### Your task
Reproduce the entire listing word for word.

(Data listing)
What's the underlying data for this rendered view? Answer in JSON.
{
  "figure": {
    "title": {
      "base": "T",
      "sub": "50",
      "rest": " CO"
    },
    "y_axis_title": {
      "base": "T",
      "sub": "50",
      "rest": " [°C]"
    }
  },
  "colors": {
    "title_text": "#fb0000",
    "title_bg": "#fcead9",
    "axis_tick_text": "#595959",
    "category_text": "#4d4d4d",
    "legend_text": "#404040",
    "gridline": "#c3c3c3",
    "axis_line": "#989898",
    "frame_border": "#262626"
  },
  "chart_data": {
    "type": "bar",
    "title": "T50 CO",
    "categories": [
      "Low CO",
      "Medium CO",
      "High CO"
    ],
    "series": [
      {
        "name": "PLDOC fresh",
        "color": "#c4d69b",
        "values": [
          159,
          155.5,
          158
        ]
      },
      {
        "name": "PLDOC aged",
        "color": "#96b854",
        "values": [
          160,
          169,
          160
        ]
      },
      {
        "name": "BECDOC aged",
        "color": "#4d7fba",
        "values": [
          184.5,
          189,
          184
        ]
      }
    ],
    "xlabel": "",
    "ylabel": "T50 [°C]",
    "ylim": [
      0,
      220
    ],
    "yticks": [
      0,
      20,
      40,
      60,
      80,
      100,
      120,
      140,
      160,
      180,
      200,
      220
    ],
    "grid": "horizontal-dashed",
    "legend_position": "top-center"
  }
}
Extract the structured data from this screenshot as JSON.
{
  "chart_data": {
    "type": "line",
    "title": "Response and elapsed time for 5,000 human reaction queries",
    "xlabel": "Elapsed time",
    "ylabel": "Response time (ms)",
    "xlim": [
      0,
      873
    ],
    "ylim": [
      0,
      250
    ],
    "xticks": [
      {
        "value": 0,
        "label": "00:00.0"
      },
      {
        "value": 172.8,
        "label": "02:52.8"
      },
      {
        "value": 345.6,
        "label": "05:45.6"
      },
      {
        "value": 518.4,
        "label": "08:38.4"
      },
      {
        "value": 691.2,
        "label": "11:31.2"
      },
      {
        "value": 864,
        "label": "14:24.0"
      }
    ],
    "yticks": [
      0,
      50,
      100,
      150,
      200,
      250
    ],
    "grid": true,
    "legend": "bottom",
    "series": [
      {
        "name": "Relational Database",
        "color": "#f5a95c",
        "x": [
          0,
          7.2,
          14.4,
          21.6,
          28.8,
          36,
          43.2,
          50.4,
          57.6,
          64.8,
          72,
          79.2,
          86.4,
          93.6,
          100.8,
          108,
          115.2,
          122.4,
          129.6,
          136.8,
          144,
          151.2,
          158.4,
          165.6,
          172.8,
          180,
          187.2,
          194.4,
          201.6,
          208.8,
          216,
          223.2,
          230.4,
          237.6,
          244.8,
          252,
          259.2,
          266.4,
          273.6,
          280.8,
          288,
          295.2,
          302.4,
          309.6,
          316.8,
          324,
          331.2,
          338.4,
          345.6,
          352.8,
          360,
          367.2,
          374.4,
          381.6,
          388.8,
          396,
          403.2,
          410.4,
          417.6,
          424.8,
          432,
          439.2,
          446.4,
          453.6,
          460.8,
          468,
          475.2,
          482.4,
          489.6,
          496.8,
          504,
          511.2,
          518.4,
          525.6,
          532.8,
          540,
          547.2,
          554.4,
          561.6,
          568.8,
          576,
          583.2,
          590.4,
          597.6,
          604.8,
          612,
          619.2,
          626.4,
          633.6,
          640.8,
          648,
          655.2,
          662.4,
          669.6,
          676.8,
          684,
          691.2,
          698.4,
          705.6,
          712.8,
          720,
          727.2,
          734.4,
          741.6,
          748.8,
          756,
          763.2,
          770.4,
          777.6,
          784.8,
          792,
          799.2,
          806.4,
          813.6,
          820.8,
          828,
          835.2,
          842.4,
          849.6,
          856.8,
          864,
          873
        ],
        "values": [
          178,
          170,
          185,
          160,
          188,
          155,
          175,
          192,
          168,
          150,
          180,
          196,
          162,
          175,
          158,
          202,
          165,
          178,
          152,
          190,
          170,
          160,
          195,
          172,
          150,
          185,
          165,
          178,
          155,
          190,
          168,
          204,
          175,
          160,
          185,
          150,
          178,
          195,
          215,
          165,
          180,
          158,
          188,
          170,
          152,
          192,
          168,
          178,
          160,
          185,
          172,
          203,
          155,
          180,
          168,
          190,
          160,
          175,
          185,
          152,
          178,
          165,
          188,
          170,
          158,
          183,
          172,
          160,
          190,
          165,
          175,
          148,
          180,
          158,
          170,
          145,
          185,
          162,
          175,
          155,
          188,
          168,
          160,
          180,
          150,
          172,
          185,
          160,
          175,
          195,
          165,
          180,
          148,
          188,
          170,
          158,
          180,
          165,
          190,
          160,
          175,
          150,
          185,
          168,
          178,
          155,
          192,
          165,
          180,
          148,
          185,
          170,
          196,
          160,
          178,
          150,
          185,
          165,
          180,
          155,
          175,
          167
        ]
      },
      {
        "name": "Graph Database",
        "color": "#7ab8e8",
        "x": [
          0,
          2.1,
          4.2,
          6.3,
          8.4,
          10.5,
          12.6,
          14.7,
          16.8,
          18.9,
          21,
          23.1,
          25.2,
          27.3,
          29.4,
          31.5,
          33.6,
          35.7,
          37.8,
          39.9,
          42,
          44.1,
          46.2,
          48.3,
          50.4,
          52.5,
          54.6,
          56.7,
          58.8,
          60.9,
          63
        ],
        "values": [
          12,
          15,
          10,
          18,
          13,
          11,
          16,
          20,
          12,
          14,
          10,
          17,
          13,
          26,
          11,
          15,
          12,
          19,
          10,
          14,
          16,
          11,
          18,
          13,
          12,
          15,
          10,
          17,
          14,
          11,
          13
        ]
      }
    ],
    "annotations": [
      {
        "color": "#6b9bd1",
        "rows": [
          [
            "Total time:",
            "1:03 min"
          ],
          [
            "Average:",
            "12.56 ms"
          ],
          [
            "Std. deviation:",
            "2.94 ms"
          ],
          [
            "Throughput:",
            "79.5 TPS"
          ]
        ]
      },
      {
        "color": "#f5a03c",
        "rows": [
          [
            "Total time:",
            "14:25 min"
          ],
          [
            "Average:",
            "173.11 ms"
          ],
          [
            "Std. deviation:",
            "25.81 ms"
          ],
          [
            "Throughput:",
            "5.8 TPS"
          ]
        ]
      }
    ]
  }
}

### Exercise result
What's the underlying data for this rendered view? Answer in JSON.
{
  "figure": {
    "title": {
      "base": "T",
      "sub": "50",
      "rest": " CO"
    },
    "y_axis_title": {
      "base": "T",
      "sub": "50",
      "rest": " [°C]"
    }
  },
  "colors": {
    "title_text": "#fb0000",
    "title_bg": "#fcead9",
    "axis_tick_text": "#595959",
    "category_text": "#4d4d4d",
    "legend_text": "#404040",
    "gridline": "#c3c3c3",
    "axis_line": "#989898",
    "frame_border": "#262626"
  },
  "chart_data": {
    "type": "bar",
    "title": "T50 CO",
    "categories": [
      "Low CO",
      "Medium CO",
      "High CO"
    ],
    "series": [
      {
        "name": "PLDOC fresh",
        "color": "#c4d69b",
        "values": [
          159,
          155.5,
          158
        ]
      },
      {
        "name": "PLDOC aged",
        "color": "#96b854",
        "values": [
          160,
          169,
          160
        ]
      },
      {
        "name": "BECDOC aged",
        "color": "#4d7fba",
        "values": [
          184.5,
          189,
          184
        ]
      }
    ],
    "xlabel": "",
    "ylabel": "T50 [°C]",
    "ylim": [
      0,
      220
    ],
    "yticks": [
      0,
      20,
      40,
      60,
      80,
      100,
      120,
      140,
      160,
      180,
      200,
      220
    ],
    "grid": "horizontal-dashed",
    "legend_position": "top-center"
  }
}
Extract the structured data from this screenshot as JSON.
{
  "chart_data": {
    "type": "line",
    "title": "Response and elapsed time for 5,000 human reaction queries",
    "xlabel": "Elapsed time",
    "ylabel": "Response time (ms)",
    "xlim": [
      0,
      873
    ],
    "ylim": [
      0,
      250
    ],
    "xticks": [
      {
        "value": 0,
        "label": "00:00.0"
      },
      {
        "value": 172.8,
        "label": "02:52.8"
      },
      {
        "value": 345.6,
        "label": "05:45.6"
      },
      {
        "value": 518.4,
        "label": "08:38.4"
      },
      {
        "value": 691.2,
        "label": "11:31.2"
      },
      {
        "value": 864,
        "label": "14:24.0"
      }
    ],
    "yticks": [
      0,
      50,
      100,
      150,
      200,
      250
    ],
    "grid": true,
    "legend": "bottom",
    "series": [
      {
        "name": "Relational Database",
        "color": "#f5a95c",
        "x": [
          0,
          7.2,
          14.4,
          21.6,
          28.8,
          36,
          43.2,
          50.4,
          57.6,
          64.8,
          72,
          79.2,
          86.4,
          93.6,
          100.8,
          108,
          115.2,
          122.4,
          129.6,
          136.8,
          144,
          151.2,
          158.4,
          165.6,
          172.8,
          180,
          187.2,
          194.4,
          201.6,
          208.8,
          216,
          223.2,
          230.4,
          237.6,
          244.8,
          252,
          259.2,
          266.4,
          273.6,
          280.8,
          288,
          295.2,
          302.4,
          309.6,
          316.8,
          324,
          331.2,
          338.4,
          345.6,
          352.8,
          360,
          367.2,
          374.4,
          381.6,
          388.8,
          396,
          403.2,
          410.4,
          417.6,
          424.8,
          432,
          439.2,
          446.4,
          453.6,
          460.8,
          468,
          475.2,
          482.4,
          489.6,
          496.8,
          504,
          511.2,
          518.4,
          525.6,
          532.8,
          540,
          547.2,
          554.4,
          561.6,
          568.8,
          576,
          583.2,
          590.4,
          597.6,
          604.8,
          612,
          619.2,
          626.4,
          633.6,
          640.8,
          648,
          655.2,
          662.4,
          669.6,
          676.8,
          684,
          691.2,
          698.4,
          705.6,
          712.8,
          720,
          727.2,
          734.4,
          741.6,
          748.8,
          756,
          763.2,
          770.4,
          777.6,
          784.8,
          792,
          799.2,
          806.4,
          813.6,
          820.8,
          828,
          835.2,
          842.4,
          849.6,
          856.8,
          864,
          873
        ],
        "values": [
          178,
          170,
          185,
          160,
          188,
          155,
          175,
          192,
          168,
          150,
          180,
          196,
          162,
          175,
          158,
          202,
          165,
          178,
          152,
          190,
          170,
          160,
          195,
          172,
          150,
          185,
          165,
          178,
          155,
          190,
          168,
          204,
          175,
          160,
          185,
          150,
          178,
          195,
          215,
          165,
          180,
          158,
          188,
          170,
          152,
          192,
          168,
          178,
          160,
          185,
          172,
          203,
          155,
          180,
          168,
          190,
          160,
          175,
          185,
          152,
          178,
          165,
          188,
          170,
          158,
          183,
          172,
          160,
          190,
          165,
          175,
          148,
          180,
          158,
          170,
          145,
          185,
          162,
          175,
          155,
          188,
          168,
          160,
          180,
          150,
          172,
          185,
          160,
          175,
          195,
          165,
          180,
          148,
          188,
          170,
          158,
          180,
          165,
          190,
          160,
          175,
          150,
          185,
          168,
          178,
          155,
          192,
          165,
          180,
          148,
          185,
          170,
          196,
          160,
          178,
          150,
          185,
          165,
          180,
          155,
          175,
          167
        ]
      },
      {
        "name": "Graph Database",
        "color": "#7ab8e8",
        "x": [
          0,
          2.1,
          4.2,
          6.3,
          8.4,
          10.5,
          12.6,
          14.7,
          16.8,
          18.9,
          21,
          23.1,
          25.2,
          27.3,
          29.4,
          31.5,
          33.6,
          35.7,
          37.8,
          39.9,
          42,
          44.1,
          46.2,
          48.3,
          50.4,
          52.5,
          54.6,
          56.7,
          58.8,
          60.9,
          63
        ],
        "values": [
          12,
          15,
          10,
          18,
          13,
          11,
          16,
          20,
          12,
          14,
          10,
          17,
          13,
          26,
          11,
          15,
          12,
          19,
          10,
          14,
          16,
          11,
          18,
          13,
          12,
          15,
          10,
          17,
          14,
          11,
          13
        ]
      }
    ],
    "annotations": [
      {
        "color": "#6b9bd1",
        "rows": [
          [
            "Total time:",
            "1:03 min"
          ],
          [
            "Average:",
            "12.56 ms"
          ],
          [
            "Std. deviation:",
            "2.94 ms"
          ],
          [
            "Throughput:",
            "79.5 TPS"
          ]
        ]
      },
      {
        "color": "#f5a03c",
        "rows": [
          [
            "Total time:",
            "14:25 min"
          ],
          [
            "Average:",
            "173.11 ms"
          ],
          [
            "Std. deviation:",
            "25.81 ms"
          ],
          [
            "Throughput:",
            "5.8 TPS"
          ]
        ]
      }
    ]
  }
}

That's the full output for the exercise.